→ Data records:
>> Start

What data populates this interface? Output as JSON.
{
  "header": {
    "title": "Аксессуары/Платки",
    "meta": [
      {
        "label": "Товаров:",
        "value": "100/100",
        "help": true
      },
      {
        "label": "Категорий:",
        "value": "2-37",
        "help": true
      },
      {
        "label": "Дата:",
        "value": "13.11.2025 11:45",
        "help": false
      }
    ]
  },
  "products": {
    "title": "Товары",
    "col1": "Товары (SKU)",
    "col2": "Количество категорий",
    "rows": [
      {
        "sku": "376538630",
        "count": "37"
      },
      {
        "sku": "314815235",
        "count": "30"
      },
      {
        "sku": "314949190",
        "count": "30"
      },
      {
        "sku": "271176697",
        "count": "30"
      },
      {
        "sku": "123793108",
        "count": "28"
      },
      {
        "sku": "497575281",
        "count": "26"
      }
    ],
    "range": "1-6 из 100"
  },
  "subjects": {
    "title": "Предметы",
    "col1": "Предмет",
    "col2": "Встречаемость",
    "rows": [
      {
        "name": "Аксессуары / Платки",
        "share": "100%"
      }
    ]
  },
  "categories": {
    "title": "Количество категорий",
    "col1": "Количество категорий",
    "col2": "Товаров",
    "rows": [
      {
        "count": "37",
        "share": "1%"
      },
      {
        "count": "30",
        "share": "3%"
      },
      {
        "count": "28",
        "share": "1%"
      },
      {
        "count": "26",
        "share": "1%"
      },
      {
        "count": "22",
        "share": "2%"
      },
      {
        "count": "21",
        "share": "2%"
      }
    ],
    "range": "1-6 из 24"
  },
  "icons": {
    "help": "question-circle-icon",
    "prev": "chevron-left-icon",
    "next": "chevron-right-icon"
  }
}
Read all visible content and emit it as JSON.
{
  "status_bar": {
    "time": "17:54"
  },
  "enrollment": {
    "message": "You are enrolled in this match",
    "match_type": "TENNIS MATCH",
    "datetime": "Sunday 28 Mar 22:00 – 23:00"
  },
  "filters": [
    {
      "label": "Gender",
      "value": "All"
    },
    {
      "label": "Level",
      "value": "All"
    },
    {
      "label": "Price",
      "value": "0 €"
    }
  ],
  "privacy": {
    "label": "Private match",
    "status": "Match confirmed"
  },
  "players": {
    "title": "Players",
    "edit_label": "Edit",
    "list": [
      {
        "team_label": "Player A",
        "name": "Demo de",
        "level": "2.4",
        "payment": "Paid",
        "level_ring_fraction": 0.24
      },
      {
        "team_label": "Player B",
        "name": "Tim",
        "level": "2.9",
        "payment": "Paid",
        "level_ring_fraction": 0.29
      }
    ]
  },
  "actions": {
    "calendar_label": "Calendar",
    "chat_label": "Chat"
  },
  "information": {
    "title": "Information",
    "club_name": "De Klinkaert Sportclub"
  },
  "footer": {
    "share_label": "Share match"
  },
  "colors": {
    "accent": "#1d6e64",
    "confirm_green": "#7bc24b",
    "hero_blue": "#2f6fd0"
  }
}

>> End

→ REQUIRED TASK:
Point out every line holding the string "title" and copy it.

→ SOLUTION BELOW:
    "title": "Аксессуары/Платки",
    "title": "Товары",
    "title": "Предметы",
    "title": "Количество категорий",
    "title": "Players",
    "title": "Information",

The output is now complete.